The exercise asks you to copy every line below in which "color" appears.
* START *
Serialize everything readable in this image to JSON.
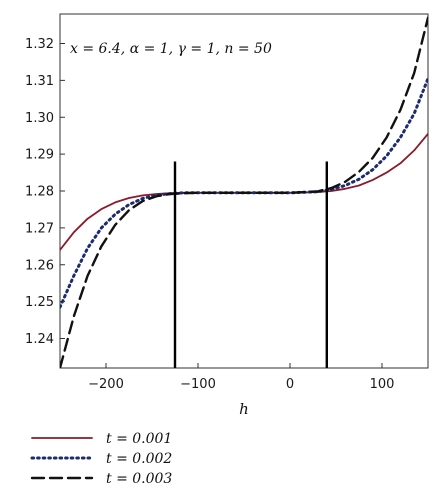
{
  "chart_data": {
    "type": "line",
    "annotation": "x = 6.4, α = 1, γ = 1, n = 50",
    "xlabel": "h",
    "ylabel": "",
    "xlim": [
      -250,
      150
    ],
    "ylim": [
      1.232,
      1.328
    ],
    "xticks": [
      -200,
      -100,
      0,
      100
    ],
    "xtick_labels": [
      "−200",
      "−100",
      "0",
      "100"
    ],
    "yticks": [
      1.24,
      1.25,
      1.26,
      1.27,
      1.28,
      1.29,
      1.3,
      1.31,
      1.32
    ],
    "ytick_labels": [
      "1.24",
      "1.25",
      "1.26",
      "1.27",
      "1.28",
      "1.29",
      "1.30",
      "1.31",
      "1.32"
    ],
    "grid": false,
    "legend_position": "bottom-left",
    "vertical_lines": [
      {
        "x": -125,
        "y_top": 1.288,
        "y_bottom": 1.232
      },
      {
        "x": 40,
        "y_top": 1.288,
        "y_bottom": 1.232
      }
    ],
    "series": [
      {
        "name": "t = 0.001",
        "color": "#8b1a2b",
        "style": "solid",
        "x": [
          -250,
          -235,
          -220,
          -205,
          -190,
          -175,
          -160,
          -145,
          -130,
          -115,
          -100,
          -50,
          0,
          30,
          45,
          60,
          75,
          90,
          105,
          120,
          135,
          150
        ],
        "y": [
          1.264,
          1.2688,
          1.2725,
          1.2751,
          1.2769,
          1.2781,
          1.2788,
          1.2792,
          1.2794,
          1.2795,
          1.2795,
          1.2795,
          1.2795,
          1.2797,
          1.28,
          1.2806,
          1.2815,
          1.283,
          1.285,
          1.2875,
          1.291,
          1.2955
        ]
      },
      {
        "name": "t = 0.002",
        "color": "#1c2c6e",
        "style": "dotted",
        "x": [
          -250,
          -235,
          -220,
          -205,
          -190,
          -175,
          -160,
          -145,
          -130,
          -115,
          -100,
          -50,
          0,
          30,
          45,
          60,
          75,
          90,
          105,
          120,
          135,
          150
        ],
        "y": [
          1.2485,
          1.257,
          1.2645,
          1.27,
          1.2737,
          1.2763,
          1.278,
          1.2789,
          1.2793,
          1.2795,
          1.2795,
          1.2795,
          1.2795,
          1.2798,
          1.2804,
          1.2815,
          1.2832,
          1.2858,
          1.2895,
          1.2945,
          1.301,
          1.3105
        ]
      },
      {
        "name": "t = 0.003",
        "color": "#111111",
        "style": "dashed",
        "x": [
          -250,
          -235,
          -220,
          -205,
          -190,
          -175,
          -160,
          -145,
          -130,
          -115,
          -100,
          -50,
          0,
          30,
          45,
          60,
          75,
          90,
          105,
          120,
          135,
          150
        ],
        "y": [
          1.232,
          1.246,
          1.257,
          1.265,
          1.2708,
          1.2748,
          1.2773,
          1.2786,
          1.2792,
          1.2794,
          1.2795,
          1.2795,
          1.2795,
          1.2799,
          1.2808,
          1.2825,
          1.2852,
          1.289,
          1.2945,
          1.302,
          1.312,
          1.327
        ]
      }
    ]
  }
}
* END *
** PROBLEM SOLUTION **
        "color": "#8b1a2b",
        "color": "#1c2c6e",
        "color": "#111111",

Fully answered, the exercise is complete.